Problem to work on ▸ Restate each entry word for word, leaving nothing out.

Items from a figure collection:
========
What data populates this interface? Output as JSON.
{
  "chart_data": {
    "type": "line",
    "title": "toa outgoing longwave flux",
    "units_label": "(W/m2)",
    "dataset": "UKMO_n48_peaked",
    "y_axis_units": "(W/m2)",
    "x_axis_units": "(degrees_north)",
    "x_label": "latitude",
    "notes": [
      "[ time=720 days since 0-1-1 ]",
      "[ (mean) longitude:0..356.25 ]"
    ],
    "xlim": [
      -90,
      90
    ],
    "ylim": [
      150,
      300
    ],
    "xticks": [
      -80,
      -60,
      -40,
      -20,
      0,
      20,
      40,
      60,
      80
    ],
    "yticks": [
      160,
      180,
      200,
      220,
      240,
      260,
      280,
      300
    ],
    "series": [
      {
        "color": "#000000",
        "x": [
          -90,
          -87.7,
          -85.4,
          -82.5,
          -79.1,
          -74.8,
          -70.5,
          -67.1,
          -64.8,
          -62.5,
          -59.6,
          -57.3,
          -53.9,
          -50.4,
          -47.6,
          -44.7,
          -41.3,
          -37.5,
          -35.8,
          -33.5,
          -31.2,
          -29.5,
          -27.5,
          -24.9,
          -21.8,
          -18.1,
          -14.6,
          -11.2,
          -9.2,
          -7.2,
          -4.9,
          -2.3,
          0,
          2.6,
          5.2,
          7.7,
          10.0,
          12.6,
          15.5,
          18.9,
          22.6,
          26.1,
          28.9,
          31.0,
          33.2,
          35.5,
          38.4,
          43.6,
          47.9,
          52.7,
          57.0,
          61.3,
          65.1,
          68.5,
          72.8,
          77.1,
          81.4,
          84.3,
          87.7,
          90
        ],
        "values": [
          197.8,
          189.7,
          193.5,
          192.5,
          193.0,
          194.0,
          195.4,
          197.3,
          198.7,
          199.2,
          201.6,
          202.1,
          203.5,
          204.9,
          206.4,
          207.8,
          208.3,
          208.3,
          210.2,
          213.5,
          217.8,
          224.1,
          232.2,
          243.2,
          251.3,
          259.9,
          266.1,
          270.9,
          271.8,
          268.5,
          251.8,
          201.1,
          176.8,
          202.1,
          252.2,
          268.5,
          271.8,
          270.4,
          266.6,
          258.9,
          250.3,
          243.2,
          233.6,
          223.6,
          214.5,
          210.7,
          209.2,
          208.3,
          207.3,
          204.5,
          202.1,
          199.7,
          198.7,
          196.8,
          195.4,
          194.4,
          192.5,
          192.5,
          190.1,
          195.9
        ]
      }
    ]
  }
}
========
Correct response ▸
What data populates this interface? Output as JSON.
{
  "chart_data": {
    "type": "line",
    "title": "toa outgoing longwave flux",
    "units_label": "(W/m2)",
    "dataset": "UKMO_n48_peaked",
    "y_axis_units": "(W/m2)",
    "x_axis_units": "(degrees_north)",
    "x_label": "latitude",
    "notes": [
      "[ time=720 days since 0-1-1 ]",
      "[ (mean) longitude:0..356.25 ]"
    ],
    "xlim": [
      -90,
      90
    ],
    "ylim": [
      150,
      300
    ],
    "xticks": [
      -80,
      -60,
      -40,
      -20,
      0,
      20,
      40,
      60,
      80
    ],
    "yticks": [
      160,
      180,
      200,
      220,
      240,
      260,
      280,
      300
    ],
    "series": [
      {
        "color": "#000000",
        "x": [
          -90,
          -87.7,
          -85.4,
          -82.5,
          -79.1,
          -74.8,
          -70.5,
          -67.1,
          -64.8,
          -62.5,
          -59.6,
          -57.3,
          -53.9,
          -50.4,
          -47.6,
          -44.7,
          -41.3,
          -37.5,
          -35.8,
          -33.5,
          -31.2,
          -29.5,
          -27.5,
          -24.9,
          -21.8,
          -18.1,
          -14.6,
          -11.2,
          -9.2,
          -7.2,
          -4.9,
          -2.3,
          0,
          2.6,
          5.2,
          7.7,
          10.0,
          12.6,
          15.5,
          18.9,
          22.6,
          26.1,
          28.9,
          31.0,
          33.2,
          35.5,
          38.4,
          43.6,
          47.9,
          52.7,
          57.0,
          61.3,
          65.1,
          68.5,
          72.8,
          77.1,
          81.4,
          84.3,
          87.7,
          90
        ],
        "values": [
          197.8,
          189.7,
          193.5,
          192.5,
          193.0,
          194.0,
          195.4,
          197.3,
          198.7,
          199.2,
          201.6,
          202.1,
          203.5,
          204.9,
          206.4,
          207.8,
          208.3,
          208.3,
          210.2,
          213.5,
          217.8,
          224.1,
          232.2,
          243.2,
          251.3,
          259.9,
          266.1,
          270.9,
          271.8,
          268.5,
          251.8,
          201.1,
          176.8,
          202.1,
          252.2,
          268.5,
          271.8,
          270.4,
          266.6,
          258.9,
          250.3,
          243.2,
          233.6,
          223.6,
          214.5,
          210.7,
          209.2,
          208.3,
          207.3,
          204.5,
          202.1,
          199.7,
          198.7,
          196.8,
          195.4,
          194.4,
          192.5,
          192.5,
          190.1,
          195.9
        ]
      }
    ]
  }
}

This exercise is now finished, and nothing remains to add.